List each line of the data in which the string "JSON" appears.
-- begin --
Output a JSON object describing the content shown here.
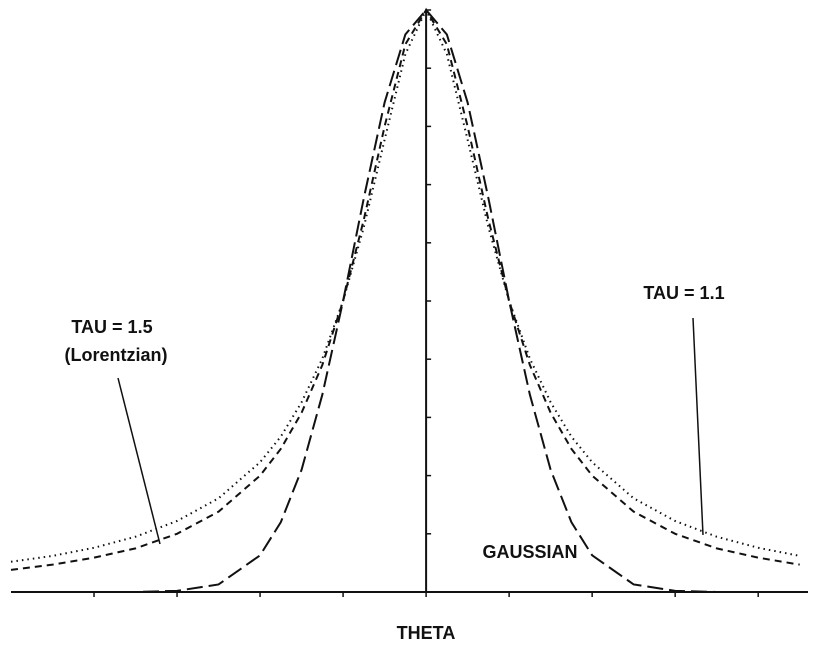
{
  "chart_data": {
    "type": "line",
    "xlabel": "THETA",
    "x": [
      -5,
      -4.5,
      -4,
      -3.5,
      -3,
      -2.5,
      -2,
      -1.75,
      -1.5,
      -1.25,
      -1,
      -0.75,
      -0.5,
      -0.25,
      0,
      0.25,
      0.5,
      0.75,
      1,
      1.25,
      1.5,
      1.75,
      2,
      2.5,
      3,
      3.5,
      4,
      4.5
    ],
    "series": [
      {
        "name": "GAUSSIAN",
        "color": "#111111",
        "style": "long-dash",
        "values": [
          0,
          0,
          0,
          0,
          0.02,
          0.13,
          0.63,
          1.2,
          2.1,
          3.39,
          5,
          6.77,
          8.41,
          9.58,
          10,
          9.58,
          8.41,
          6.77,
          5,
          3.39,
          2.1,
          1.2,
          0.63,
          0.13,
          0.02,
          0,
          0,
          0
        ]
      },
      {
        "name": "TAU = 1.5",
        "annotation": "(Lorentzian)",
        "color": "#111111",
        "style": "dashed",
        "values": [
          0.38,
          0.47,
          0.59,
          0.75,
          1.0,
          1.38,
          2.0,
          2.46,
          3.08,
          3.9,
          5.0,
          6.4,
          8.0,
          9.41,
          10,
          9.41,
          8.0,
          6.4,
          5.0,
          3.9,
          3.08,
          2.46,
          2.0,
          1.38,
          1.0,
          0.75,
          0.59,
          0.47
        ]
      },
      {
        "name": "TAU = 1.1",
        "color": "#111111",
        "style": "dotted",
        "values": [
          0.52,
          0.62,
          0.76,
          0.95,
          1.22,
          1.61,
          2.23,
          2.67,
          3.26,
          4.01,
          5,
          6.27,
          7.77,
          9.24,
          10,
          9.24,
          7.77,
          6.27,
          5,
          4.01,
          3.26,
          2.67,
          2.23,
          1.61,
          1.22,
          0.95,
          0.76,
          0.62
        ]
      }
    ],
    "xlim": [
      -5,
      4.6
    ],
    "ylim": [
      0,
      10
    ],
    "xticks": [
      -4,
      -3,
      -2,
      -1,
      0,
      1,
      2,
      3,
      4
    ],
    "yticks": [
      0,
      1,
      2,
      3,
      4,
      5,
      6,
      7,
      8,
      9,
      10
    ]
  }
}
-- end --
-- begin --
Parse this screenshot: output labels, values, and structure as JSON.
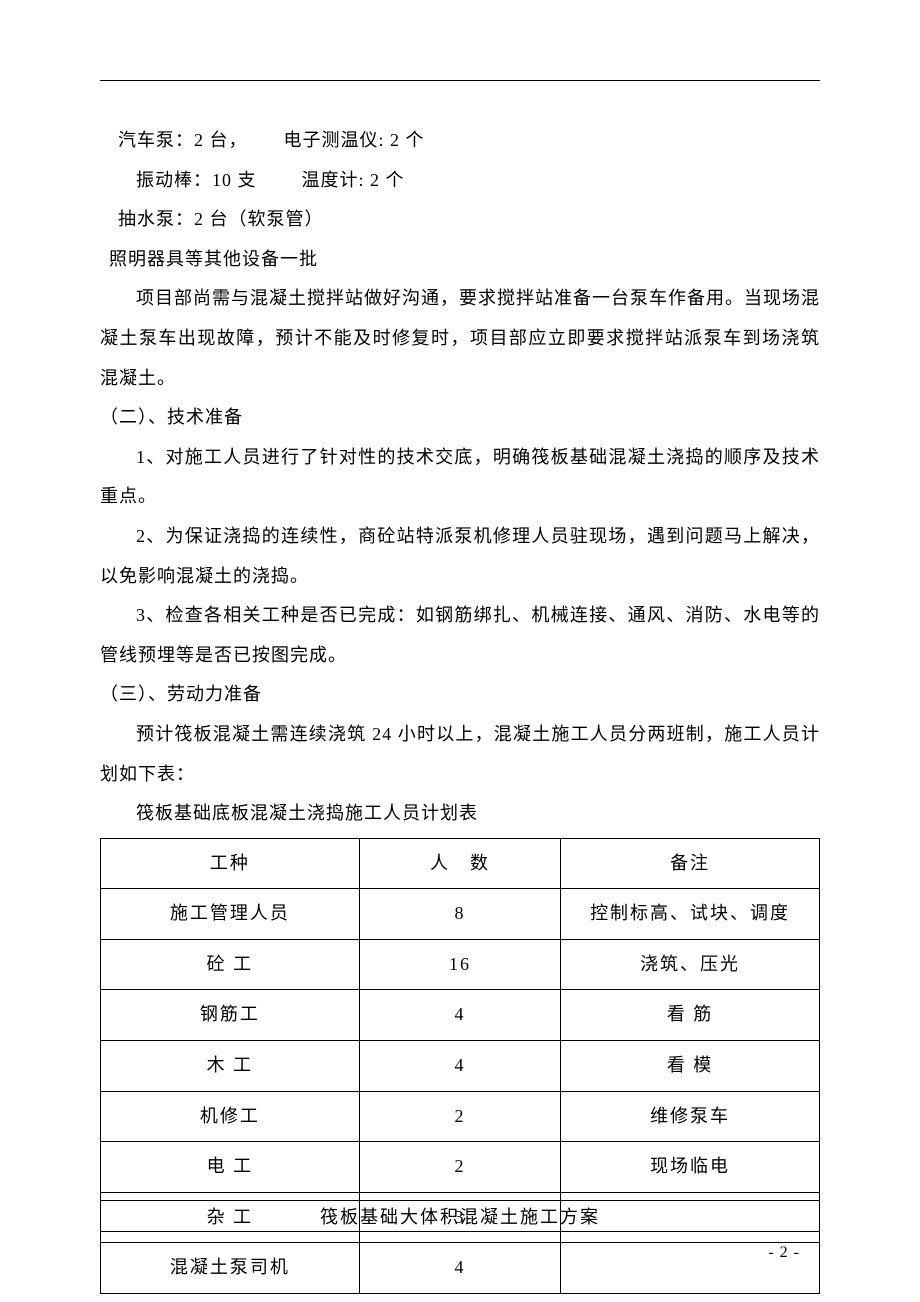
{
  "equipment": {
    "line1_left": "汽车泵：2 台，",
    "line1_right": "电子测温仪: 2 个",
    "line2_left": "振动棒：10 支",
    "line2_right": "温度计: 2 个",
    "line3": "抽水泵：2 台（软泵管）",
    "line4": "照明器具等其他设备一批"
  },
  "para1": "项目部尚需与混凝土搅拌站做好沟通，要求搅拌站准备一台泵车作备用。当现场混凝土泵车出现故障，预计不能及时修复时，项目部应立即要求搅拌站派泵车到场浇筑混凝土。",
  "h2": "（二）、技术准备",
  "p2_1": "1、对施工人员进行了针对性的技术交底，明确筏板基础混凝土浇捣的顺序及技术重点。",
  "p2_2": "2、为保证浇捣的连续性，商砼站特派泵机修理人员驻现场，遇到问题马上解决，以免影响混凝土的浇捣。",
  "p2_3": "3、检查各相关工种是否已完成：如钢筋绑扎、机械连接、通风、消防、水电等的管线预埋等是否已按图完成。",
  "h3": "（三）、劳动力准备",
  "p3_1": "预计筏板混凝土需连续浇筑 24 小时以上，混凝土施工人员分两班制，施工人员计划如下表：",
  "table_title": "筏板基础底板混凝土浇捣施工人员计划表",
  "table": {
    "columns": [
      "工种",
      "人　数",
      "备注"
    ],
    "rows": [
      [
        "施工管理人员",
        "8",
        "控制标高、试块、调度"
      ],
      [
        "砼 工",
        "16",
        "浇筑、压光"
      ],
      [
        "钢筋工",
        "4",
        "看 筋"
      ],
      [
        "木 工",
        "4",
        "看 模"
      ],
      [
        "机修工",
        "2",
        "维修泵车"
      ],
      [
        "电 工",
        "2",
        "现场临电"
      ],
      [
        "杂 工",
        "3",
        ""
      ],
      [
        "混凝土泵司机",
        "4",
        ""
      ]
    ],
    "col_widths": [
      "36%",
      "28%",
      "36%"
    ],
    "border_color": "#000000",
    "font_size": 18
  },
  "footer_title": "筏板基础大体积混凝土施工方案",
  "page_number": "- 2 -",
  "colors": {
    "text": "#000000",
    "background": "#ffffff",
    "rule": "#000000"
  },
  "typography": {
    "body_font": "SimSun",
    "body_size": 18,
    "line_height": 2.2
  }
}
-- end --
-- begin --
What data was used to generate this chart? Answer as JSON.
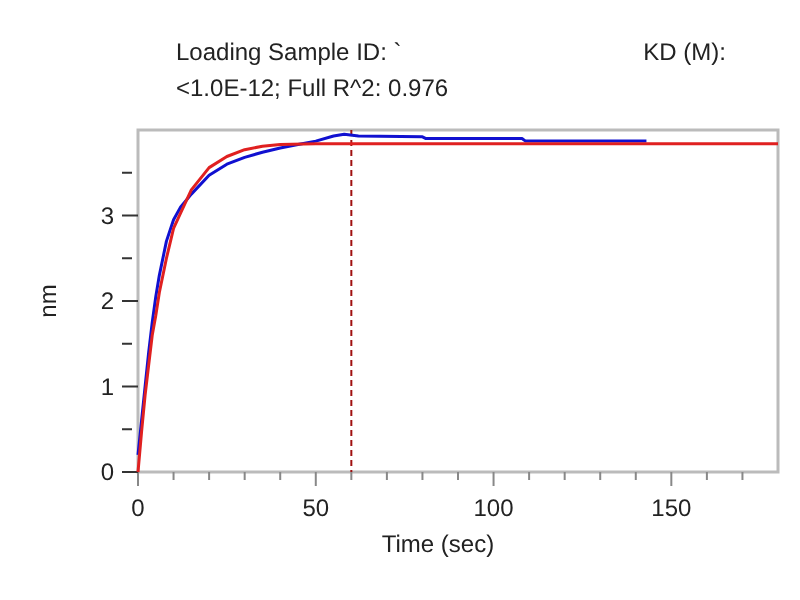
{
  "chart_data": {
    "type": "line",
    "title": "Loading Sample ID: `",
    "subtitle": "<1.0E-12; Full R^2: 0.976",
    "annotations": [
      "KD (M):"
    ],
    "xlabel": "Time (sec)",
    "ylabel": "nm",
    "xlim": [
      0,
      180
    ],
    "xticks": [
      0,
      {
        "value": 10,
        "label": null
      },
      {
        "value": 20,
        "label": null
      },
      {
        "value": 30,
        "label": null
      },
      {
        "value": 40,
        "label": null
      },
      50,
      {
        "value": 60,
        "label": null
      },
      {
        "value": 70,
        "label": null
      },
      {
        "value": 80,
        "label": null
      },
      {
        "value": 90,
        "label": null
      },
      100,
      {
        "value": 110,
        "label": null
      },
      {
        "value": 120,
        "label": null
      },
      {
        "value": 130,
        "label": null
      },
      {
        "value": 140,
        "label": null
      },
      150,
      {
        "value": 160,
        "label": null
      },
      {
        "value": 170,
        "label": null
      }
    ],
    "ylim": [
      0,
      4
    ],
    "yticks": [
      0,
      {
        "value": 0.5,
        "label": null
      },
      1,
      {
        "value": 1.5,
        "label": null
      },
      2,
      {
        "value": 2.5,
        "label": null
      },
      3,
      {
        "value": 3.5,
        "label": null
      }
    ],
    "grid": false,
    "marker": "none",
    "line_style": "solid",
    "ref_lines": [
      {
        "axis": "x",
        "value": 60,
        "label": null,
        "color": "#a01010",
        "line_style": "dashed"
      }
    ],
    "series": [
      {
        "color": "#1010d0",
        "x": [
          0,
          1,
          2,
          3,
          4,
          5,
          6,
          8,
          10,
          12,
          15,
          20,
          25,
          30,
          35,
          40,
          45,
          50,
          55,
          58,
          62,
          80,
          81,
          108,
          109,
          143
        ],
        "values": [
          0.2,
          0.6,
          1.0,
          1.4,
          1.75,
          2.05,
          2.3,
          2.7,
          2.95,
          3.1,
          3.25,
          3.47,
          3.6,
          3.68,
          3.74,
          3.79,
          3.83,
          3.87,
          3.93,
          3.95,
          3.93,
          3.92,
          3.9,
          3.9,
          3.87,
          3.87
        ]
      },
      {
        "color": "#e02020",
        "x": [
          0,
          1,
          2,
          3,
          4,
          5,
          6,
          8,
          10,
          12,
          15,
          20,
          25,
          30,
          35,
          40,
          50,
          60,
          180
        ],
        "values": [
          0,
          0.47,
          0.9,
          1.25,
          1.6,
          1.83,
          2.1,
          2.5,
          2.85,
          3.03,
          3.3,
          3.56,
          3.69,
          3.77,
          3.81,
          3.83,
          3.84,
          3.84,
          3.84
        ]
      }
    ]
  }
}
-- end --
**Answer for the task:**
Output a JSON object describing the content shown here.
Parse this screenshot: output labels, values, and structure as JSON.
What data was used to generate this chart? Answer as JSON.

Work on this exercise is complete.